* Task statement: State only how many lines below include the string "WONACH".

* Extracts from a graphics dataset:
● ● ● ● ●

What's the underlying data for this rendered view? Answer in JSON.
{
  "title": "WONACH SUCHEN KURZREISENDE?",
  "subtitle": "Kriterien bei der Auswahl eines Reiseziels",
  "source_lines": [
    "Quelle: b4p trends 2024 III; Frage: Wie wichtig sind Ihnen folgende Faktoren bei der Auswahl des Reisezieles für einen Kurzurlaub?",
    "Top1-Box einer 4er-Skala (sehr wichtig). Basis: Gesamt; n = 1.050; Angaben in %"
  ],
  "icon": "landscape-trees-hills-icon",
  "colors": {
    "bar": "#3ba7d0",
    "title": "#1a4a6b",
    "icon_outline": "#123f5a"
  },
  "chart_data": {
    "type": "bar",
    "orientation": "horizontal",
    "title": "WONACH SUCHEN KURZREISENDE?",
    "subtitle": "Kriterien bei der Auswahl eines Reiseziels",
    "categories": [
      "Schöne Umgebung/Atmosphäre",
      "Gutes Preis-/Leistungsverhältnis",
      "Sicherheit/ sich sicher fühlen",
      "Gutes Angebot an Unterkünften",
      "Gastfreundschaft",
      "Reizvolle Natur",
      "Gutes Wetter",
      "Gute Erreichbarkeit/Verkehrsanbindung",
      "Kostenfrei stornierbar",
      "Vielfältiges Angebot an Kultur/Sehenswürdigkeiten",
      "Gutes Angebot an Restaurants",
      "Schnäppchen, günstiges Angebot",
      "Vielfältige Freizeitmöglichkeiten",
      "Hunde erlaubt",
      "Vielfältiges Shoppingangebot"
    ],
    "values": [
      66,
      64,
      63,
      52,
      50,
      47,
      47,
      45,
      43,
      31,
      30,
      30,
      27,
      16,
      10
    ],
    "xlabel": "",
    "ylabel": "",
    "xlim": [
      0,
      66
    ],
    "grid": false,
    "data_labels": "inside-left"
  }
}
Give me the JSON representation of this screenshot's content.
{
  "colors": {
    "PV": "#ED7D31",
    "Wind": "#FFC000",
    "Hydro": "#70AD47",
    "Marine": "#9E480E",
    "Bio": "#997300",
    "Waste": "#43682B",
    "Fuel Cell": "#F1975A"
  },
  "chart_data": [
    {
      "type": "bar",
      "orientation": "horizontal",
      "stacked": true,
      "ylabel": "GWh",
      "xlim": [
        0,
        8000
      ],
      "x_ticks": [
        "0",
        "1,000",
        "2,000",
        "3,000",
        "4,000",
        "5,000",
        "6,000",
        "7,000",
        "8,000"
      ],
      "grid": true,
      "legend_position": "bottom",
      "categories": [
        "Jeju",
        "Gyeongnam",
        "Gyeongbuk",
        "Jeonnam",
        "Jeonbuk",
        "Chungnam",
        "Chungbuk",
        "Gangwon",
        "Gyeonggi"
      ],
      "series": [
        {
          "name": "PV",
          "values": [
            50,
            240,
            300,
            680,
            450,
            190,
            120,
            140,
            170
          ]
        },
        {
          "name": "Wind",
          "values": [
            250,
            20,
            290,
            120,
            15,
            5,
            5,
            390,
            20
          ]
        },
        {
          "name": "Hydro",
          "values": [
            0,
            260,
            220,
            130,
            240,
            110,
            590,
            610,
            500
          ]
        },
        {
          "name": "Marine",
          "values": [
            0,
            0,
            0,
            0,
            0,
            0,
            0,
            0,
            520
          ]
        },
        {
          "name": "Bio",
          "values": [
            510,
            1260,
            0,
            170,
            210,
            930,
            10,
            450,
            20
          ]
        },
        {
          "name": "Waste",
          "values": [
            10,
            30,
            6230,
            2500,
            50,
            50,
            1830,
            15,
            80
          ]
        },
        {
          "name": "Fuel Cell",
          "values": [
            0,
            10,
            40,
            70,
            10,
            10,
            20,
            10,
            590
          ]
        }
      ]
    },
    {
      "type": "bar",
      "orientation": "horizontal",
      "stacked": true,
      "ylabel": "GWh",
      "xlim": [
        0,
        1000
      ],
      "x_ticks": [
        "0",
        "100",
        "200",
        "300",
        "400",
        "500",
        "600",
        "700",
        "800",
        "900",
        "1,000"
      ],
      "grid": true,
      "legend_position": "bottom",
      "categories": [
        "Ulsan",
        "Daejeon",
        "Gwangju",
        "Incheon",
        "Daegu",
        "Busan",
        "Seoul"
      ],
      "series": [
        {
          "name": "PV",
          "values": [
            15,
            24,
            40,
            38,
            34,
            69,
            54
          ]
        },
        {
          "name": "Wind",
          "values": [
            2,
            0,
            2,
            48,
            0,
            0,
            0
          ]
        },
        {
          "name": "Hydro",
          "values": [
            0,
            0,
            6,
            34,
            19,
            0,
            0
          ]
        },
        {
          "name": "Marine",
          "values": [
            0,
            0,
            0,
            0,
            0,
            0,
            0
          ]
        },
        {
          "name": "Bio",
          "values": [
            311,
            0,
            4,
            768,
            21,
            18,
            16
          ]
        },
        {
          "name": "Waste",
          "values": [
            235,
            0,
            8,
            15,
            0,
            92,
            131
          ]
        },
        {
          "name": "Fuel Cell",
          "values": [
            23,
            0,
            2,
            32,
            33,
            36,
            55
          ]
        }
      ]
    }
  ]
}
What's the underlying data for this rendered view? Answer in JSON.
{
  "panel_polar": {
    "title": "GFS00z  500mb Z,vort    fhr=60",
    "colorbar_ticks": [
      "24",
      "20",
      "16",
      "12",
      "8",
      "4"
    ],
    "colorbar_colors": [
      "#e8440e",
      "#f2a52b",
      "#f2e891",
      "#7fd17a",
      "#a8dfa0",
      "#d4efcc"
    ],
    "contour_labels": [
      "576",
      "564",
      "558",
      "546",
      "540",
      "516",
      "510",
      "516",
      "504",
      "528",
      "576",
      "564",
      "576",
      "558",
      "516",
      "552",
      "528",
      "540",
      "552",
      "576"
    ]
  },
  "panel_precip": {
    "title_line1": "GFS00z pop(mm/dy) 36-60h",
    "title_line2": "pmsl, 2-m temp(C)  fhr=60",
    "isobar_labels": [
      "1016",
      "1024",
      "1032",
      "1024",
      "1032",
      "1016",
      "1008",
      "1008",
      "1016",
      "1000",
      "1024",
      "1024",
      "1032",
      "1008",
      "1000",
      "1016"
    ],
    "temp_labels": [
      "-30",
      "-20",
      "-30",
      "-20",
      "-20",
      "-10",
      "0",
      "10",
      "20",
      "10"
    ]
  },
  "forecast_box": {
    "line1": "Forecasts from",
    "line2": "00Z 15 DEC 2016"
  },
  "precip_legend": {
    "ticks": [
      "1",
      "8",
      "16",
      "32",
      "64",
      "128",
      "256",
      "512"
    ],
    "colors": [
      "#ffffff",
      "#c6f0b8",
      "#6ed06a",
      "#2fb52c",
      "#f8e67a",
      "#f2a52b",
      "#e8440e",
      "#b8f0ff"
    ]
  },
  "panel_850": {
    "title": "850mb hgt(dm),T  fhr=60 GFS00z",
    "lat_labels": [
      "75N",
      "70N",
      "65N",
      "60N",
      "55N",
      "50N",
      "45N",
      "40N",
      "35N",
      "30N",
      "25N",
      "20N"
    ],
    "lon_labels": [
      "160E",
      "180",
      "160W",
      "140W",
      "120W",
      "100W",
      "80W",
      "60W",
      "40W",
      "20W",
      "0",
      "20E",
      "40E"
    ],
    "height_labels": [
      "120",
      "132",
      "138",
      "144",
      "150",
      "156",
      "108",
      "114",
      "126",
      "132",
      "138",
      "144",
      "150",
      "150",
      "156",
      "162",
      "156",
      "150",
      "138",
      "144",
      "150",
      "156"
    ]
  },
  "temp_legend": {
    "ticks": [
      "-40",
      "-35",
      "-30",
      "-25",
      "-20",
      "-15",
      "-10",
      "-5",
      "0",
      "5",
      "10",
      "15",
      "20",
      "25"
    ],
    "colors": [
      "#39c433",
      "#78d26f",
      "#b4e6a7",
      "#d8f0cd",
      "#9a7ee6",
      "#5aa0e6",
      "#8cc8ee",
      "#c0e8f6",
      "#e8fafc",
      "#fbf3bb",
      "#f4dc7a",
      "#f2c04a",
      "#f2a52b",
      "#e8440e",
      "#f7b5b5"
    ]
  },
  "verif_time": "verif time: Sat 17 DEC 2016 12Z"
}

● ● ● ● ●

* Written solution: 2